■ **Task requirements**
What is needed here is an exact copy of every entry.

■ **Available records**
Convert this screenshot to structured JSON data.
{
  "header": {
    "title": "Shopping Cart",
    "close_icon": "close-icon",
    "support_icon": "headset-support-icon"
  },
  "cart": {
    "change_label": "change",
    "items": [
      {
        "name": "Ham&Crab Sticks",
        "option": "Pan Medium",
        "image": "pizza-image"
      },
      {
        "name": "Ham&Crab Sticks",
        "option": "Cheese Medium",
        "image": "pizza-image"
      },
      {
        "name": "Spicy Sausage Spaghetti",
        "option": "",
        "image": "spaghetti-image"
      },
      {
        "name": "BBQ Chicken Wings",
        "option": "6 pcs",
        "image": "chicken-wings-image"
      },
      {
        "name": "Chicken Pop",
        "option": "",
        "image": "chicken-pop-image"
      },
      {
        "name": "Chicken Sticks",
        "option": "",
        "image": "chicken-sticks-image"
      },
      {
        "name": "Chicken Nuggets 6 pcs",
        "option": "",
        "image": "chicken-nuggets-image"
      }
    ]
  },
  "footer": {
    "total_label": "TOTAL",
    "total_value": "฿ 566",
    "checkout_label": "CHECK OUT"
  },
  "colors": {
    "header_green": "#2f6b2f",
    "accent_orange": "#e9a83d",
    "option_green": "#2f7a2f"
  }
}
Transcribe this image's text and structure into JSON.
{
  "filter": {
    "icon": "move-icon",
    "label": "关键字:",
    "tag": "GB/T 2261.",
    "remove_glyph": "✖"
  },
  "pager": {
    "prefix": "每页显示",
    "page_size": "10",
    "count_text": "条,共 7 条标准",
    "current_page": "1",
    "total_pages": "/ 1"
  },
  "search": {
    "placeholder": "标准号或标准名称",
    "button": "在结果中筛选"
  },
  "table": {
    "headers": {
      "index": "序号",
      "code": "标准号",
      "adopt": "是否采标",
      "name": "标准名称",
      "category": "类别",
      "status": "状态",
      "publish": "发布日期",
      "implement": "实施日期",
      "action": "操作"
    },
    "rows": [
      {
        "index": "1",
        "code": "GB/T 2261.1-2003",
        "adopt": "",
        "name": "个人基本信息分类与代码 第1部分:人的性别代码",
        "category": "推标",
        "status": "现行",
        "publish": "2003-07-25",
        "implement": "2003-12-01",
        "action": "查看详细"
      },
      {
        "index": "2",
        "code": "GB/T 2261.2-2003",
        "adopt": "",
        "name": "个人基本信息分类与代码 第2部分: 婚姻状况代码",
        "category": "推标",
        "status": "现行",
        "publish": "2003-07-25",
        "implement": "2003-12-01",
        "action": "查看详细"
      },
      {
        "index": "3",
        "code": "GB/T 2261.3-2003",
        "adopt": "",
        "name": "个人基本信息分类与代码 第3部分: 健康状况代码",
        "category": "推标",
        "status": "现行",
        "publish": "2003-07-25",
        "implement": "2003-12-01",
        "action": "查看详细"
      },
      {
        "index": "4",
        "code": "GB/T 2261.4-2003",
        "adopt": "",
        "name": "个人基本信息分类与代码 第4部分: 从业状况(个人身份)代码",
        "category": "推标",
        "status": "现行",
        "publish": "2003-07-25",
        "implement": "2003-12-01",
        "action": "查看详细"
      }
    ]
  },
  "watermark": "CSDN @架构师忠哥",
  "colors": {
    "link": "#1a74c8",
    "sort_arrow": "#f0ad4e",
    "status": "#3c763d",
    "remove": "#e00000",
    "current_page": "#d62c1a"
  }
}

■ **Correct response**
Convert this screenshot to structured JSON data.
{
  "header": {
    "title": "Shopping Cart",
    "close_icon": "close-icon",
    "support_icon": "headset-support-icon"
  },
  "cart": {
    "change_label": "change",
    "items": [
      {
        "name": "Ham&Crab Sticks",
        "option": "Pan Medium",
        "image": "pizza-image"
      },
      {
        "name": "Ham&Crab Sticks",
        "option": "Cheese Medium",
        "image": "pizza-image"
      },
      {
        "name": "Spicy Sausage Spaghetti",
        "option": "",
        "image": "spaghetti-image"
      },
      {
        "name": "BBQ Chicken Wings",
        "option": "6 pcs",
        "image": "chicken-wings-image"
      },
      {
        "name": "Chicken Pop",
        "option": "",
        "image": "chicken-pop-image"
      },
      {
        "name": "Chicken Sticks",
        "option": "",
        "image": "chicken-sticks-image"
      },
      {
        "name": "Chicken Nuggets 6 pcs",
        "option": "",
        "image": "chicken-nuggets-image"
      }
    ]
  },
  "footer": {
    "total_label": "TOTAL",
    "total_value": "฿ 566",
    "checkout_label": "CHECK OUT"
  },
  "colors": {
    "header_green": "#2f6b2f",
    "accent_orange": "#e9a83d",
    "option_green": "#2f7a2f"
  }
}
Transcribe this image's text and structure into JSON.
{
  "filter": {
    "icon": "move-icon",
    "label": "关键字:",
    "tag": "GB/T 2261.",
    "remove_glyph": "✖"
  },
  "pager": {
    "prefix": "每页显示",
    "page_size": "10",
    "count_text": "条,共 7 条标准",
    "current_page": "1",
    "total_pages": "/ 1"
  },
  "search": {
    "placeholder": "标准号或标准名称",
    "button": "在结果中筛选"
  },
  "table": {
    "headers": {
      "index": "序号",
      "code": "标准号",
      "adopt": "是否采标",
      "name": "标准名称",
      "category": "类别",
      "status": "状态",
      "publish": "发布日期",
      "implement": "实施日期",
      "action": "操作"
    },
    "rows": [
      {
        "index": "1",
        "code": "GB/T 2261.1-2003",
        "adopt": "",
        "name": "个人基本信息分类与代码 第1部分:人的性别代码",
        "category": "推标",
        "status": "现行",
        "publish": "2003-07-25",
        "implement": "2003-12-01",
        "action": "查看详细"
      },
      {
        "index": "2",
        "code": "GB/T 2261.2-2003",
        "adopt": "",
        "name": "个人基本信息分类与代码 第2部分: 婚姻状况代码",
        "category": "推标",
        "status": "现行",
        "publish": "2003-07-25",
        "implement": "2003-12-01",
        "action": "查看详细"
      },
      {
        "index": "3",
        "code": "GB/T 2261.3-2003",
        "adopt": "",
        "name": "个人基本信息分类与代码 第3部分: 健康状况代码",
        "category": "推标",
        "status": "现行",
        "publish": "2003-07-25",
        "implement": "2003-12-01",
        "action": "查看详细"
      },
      {
        "index": "4",
        "code": "GB/T 2261.4-2003",
        "adopt": "",
        "name": "个人基本信息分类与代码 第4部分: 从业状况(个人身份)代码",
        "category": "推标",
        "status": "现行",
        "publish": "2003-07-25",
        "implement": "2003-12-01",
        "action": "查看详细"
      }
    ]
  },
  "watermark": "CSDN @架构师忠哥",
  "colors": {
    "link": "#1a74c8",
    "sort_arrow": "#f0ad4e",
    "status": "#3c763d",
    "remove": "#e00000",
    "current_page": "#d62c1a"
  }
}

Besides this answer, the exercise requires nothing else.